The answer should be a single number: how many lines of the entries below hold the word "name".

┌─ Raw records

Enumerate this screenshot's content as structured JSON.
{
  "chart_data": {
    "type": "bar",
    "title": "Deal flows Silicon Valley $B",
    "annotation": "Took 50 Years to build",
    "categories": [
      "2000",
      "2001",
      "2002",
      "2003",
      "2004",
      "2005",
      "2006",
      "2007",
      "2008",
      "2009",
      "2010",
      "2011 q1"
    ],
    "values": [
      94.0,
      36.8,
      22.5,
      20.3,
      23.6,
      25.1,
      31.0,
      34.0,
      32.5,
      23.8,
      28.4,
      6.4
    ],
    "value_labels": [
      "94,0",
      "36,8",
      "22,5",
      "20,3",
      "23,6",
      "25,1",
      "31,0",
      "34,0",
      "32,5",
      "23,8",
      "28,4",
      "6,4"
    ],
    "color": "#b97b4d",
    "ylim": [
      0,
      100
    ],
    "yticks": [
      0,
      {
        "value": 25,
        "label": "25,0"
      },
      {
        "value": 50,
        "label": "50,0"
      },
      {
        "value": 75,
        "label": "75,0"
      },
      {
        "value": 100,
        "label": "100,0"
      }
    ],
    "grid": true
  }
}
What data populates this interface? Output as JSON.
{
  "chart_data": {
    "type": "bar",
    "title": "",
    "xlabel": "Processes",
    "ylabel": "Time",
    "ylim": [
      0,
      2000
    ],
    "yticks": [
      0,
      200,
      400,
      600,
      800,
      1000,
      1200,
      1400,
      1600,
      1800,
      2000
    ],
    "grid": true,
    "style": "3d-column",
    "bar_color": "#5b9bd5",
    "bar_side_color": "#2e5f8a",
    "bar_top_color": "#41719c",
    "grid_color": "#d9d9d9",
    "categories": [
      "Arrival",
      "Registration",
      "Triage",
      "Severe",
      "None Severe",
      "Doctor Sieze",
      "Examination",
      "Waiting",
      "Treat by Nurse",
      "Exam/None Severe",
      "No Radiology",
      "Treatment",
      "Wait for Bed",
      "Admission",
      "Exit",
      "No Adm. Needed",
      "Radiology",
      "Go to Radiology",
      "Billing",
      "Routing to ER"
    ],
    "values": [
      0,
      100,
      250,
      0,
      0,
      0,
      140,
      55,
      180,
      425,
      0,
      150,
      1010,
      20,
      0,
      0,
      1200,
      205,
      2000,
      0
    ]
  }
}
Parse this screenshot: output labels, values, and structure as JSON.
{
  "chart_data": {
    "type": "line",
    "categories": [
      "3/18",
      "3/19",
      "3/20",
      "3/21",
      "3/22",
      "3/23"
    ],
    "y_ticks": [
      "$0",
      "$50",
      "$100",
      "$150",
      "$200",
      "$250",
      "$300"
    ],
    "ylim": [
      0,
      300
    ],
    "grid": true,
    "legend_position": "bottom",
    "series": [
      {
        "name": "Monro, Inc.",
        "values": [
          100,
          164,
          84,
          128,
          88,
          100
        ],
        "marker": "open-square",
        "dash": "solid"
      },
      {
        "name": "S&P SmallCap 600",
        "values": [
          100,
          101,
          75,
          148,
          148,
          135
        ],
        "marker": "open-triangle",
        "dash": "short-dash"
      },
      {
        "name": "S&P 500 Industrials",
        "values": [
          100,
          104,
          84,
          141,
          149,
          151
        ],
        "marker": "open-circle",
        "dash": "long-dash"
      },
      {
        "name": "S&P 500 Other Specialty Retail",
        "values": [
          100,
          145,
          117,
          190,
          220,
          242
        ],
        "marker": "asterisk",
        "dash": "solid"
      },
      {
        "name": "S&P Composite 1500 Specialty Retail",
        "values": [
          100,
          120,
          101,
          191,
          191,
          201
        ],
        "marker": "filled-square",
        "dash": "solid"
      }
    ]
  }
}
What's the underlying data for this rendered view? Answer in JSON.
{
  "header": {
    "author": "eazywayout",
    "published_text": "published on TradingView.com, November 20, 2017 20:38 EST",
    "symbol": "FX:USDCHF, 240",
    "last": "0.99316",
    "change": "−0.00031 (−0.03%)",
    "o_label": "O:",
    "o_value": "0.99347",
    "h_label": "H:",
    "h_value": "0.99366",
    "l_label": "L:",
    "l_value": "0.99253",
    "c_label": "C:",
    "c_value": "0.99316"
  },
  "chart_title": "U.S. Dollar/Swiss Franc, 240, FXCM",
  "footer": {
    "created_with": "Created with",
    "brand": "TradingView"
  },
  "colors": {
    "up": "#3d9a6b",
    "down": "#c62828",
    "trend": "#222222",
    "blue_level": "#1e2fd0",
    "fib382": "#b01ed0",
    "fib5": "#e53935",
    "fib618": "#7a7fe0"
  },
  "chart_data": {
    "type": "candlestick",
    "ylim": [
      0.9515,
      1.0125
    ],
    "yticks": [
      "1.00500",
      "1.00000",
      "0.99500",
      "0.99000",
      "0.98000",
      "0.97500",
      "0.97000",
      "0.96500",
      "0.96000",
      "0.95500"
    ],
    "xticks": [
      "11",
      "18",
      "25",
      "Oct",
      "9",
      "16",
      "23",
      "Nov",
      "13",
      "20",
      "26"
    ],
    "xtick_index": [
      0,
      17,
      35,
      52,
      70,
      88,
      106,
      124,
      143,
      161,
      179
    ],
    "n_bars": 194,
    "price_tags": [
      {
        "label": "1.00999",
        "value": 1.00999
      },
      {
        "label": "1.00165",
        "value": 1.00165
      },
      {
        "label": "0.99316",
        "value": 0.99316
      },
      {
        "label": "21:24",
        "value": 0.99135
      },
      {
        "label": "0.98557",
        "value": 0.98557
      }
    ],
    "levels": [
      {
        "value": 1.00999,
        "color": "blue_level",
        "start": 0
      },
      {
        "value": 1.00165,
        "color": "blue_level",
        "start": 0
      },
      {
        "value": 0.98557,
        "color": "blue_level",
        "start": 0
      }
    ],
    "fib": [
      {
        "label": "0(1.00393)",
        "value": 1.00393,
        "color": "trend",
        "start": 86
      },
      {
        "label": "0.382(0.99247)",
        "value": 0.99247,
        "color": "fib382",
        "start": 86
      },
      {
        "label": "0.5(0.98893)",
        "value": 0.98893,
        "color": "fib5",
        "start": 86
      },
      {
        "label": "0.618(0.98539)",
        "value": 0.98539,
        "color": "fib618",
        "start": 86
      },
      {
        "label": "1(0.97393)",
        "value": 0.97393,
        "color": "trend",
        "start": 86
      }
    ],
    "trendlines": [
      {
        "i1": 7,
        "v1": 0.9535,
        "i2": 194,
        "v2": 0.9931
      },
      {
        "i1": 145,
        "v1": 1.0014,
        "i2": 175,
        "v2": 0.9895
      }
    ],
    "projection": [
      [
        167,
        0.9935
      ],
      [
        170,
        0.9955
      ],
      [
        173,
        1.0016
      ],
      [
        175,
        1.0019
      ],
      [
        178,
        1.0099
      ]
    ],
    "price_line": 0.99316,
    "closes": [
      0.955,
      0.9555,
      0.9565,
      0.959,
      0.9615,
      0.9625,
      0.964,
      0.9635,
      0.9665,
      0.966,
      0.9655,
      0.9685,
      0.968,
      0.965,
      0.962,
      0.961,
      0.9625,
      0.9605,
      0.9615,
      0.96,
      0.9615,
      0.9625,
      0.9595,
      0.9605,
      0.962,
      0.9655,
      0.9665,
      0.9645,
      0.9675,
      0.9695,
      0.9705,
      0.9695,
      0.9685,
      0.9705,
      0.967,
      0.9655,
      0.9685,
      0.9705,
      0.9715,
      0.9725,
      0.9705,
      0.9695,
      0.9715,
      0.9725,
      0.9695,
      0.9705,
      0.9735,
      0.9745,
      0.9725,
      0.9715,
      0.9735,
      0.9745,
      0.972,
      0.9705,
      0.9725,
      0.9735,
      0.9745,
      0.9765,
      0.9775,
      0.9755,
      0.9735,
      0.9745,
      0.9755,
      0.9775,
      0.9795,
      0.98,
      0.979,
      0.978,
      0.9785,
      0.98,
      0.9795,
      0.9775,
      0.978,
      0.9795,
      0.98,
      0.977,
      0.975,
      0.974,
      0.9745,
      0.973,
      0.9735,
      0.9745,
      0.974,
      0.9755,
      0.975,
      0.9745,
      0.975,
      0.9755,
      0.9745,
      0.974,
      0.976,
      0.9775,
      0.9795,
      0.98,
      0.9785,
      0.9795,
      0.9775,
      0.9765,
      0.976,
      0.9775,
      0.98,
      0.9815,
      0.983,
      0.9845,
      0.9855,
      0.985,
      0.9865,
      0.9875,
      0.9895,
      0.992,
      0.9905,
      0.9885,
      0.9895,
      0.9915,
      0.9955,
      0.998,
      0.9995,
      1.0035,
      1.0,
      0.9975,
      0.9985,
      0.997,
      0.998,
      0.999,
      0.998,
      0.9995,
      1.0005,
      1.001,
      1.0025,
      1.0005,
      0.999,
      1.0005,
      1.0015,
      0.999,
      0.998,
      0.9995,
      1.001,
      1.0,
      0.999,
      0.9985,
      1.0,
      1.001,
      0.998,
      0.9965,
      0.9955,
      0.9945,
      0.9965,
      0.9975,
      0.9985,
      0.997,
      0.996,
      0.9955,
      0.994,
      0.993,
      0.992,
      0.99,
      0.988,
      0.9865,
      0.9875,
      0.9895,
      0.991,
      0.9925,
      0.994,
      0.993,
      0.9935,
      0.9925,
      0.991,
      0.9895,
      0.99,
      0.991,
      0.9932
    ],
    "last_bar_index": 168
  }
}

└─

> Result:
5